• [Set exercise]
Extract each line of the material that follows exactly and omit its pictures.

** BEGIN **

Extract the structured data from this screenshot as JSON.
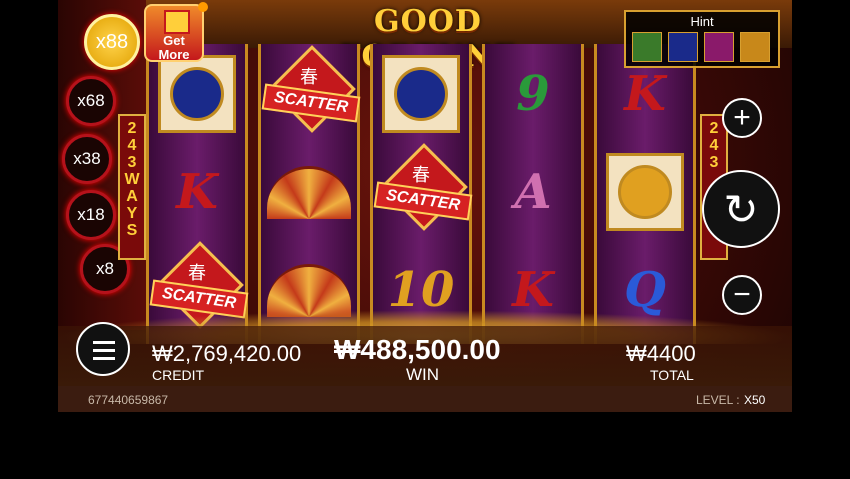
{
  "title": "GOOD FORTUNE",
  "get_more": "Get More",
  "hint": {
    "label": "Hint",
    "icons": [
      "gold-ingot-icon",
      "koi-fish-icon",
      "scatter-icon",
      "gold-coin-icon"
    ]
  },
  "multipliers": [
    {
      "label": "x88",
      "active": true
    },
    {
      "label": "x68"
    },
    {
      "label": "x38"
    },
    {
      "label": "x18"
    },
    {
      "label": "x8"
    }
  ],
  "ways_text": [
    "2",
    "4",
    "3",
    "W",
    "A",
    "Y",
    "S"
  ],
  "ways_right": [
    "2",
    "4",
    "3"
  ],
  "reels": [
    [
      {
        "type": "tile",
        "icon": "koi-fish-icon"
      },
      {
        "type": "letter",
        "text": "K",
        "color": "#c4181c"
      },
      {
        "type": "scatter",
        "text": "SCATTER",
        "char": "春"
      }
    ],
    [
      {
        "type": "scatter",
        "text": "SCATTER",
        "char": "春"
      },
      {
        "type": "fan",
        "icon": "fan-icon"
      },
      {
        "type": "fan",
        "icon": "fan-icon"
      }
    ],
    [
      {
        "type": "tile",
        "icon": "koi-fish-icon"
      },
      {
        "type": "scatter",
        "text": "SCATTER",
        "char": "春"
      },
      {
        "type": "letter",
        "text": "10",
        "color": "#e0a020"
      }
    ],
    [
      {
        "type": "letter",
        "text": "9",
        "color": "#2a9a3a"
      },
      {
        "type": "letter",
        "text": "A",
        "color": "#d070b0"
      },
      {
        "type": "letter",
        "text": "K",
        "color": "#c4181c"
      }
    ],
    [
      {
        "type": "letter",
        "text": "K",
        "color": "#c4181c"
      },
      {
        "type": "tile",
        "icon": "gold-coin-icon"
      },
      {
        "type": "letter",
        "text": "Q",
        "color": "#2a5ad8"
      }
    ]
  ],
  "credit": {
    "value": "₩2,769,420.00",
    "label": "CREDIT"
  },
  "win": {
    "value": "₩488,500.00",
    "label": "WIN"
  },
  "total": {
    "value": "₩4400",
    "label": "TOTAL"
  },
  "footer": {
    "id": "677440659867",
    "level_label": "LEVEL :",
    "level_value": "X50"
  },
  "colors": {
    "accent": "#ffcf3a",
    "frame": "#c88a20",
    "red": "#b5121b"
  }
}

** END **

• [Answer for this exercise]
Extract the structured data from this screenshot as JSON.
{
  "title": "GOOD FORTUNE",
  "get_more": "Get More",
  "hint": {
    "label": "Hint",
    "icons": [
      "gold-ingot-icon",
      "koi-fish-icon",
      "scatter-icon",
      "gold-coin-icon"
    ]
  },
  "multipliers": [
    {
      "label": "x88",
      "active": true
    },
    {
      "label": "x68"
    },
    {
      "label": "x38"
    },
    {
      "label": "x18"
    },
    {
      "label": "x8"
    }
  ],
  "ways_text": [
    "2",
    "4",
    "3",
    "W",
    "A",
    "Y",
    "S"
  ],
  "ways_right": [
    "2",
    "4",
    "3"
  ],
  "reels": [
    [
      {
        "type": "tile",
        "icon": "koi-fish-icon"
      },
      {
        "type": "letter",
        "text": "K",
        "color": "#c4181c"
      },
      {
        "type": "scatter",
        "text": "SCATTER",
        "char": "春"
      }
    ],
    [
      {
        "type": "scatter",
        "text": "SCATTER",
        "char": "春"
      },
      {
        "type": "fan",
        "icon": "fan-icon"
      },
      {
        "type": "fan",
        "icon": "fan-icon"
      }
    ],
    [
      {
        "type": "tile",
        "icon": "koi-fish-icon"
      },
      {
        "type": "scatter",
        "text": "SCATTER",
        "char": "春"
      },
      {
        "type": "letter",
        "text": "10",
        "color": "#e0a020"
      }
    ],
    [
      {
        "type": "letter",
        "text": "9",
        "color": "#2a9a3a"
      },
      {
        "type": "letter",
        "text": "A",
        "color": "#d070b0"
      },
      {
        "type": "letter",
        "text": "K",
        "color": "#c4181c"
      }
    ],
    [
      {
        "type": "letter",
        "text": "K",
        "color": "#c4181c"
      },
      {
        "type": "tile",
        "icon": "gold-coin-icon"
      },
      {
        "type": "letter",
        "text": "Q",
        "color": "#2a5ad8"
      }
    ]
  ],
  "credit": {
    "value": "₩2,769,420.00",
    "label": "CREDIT"
  },
  "win": {
    "value": "₩488,500.00",
    "label": "WIN"
  },
  "total": {
    "value": "₩4400",
    "label": "TOTAL"
  },
  "footer": {
    "id": "677440659867",
    "level_label": "LEVEL :",
    "level_value": "X50"
  },
  "colors": {
    "accent": "#ffcf3a",
    "frame": "#c88a20",
    "red": "#b5121b"
  }
}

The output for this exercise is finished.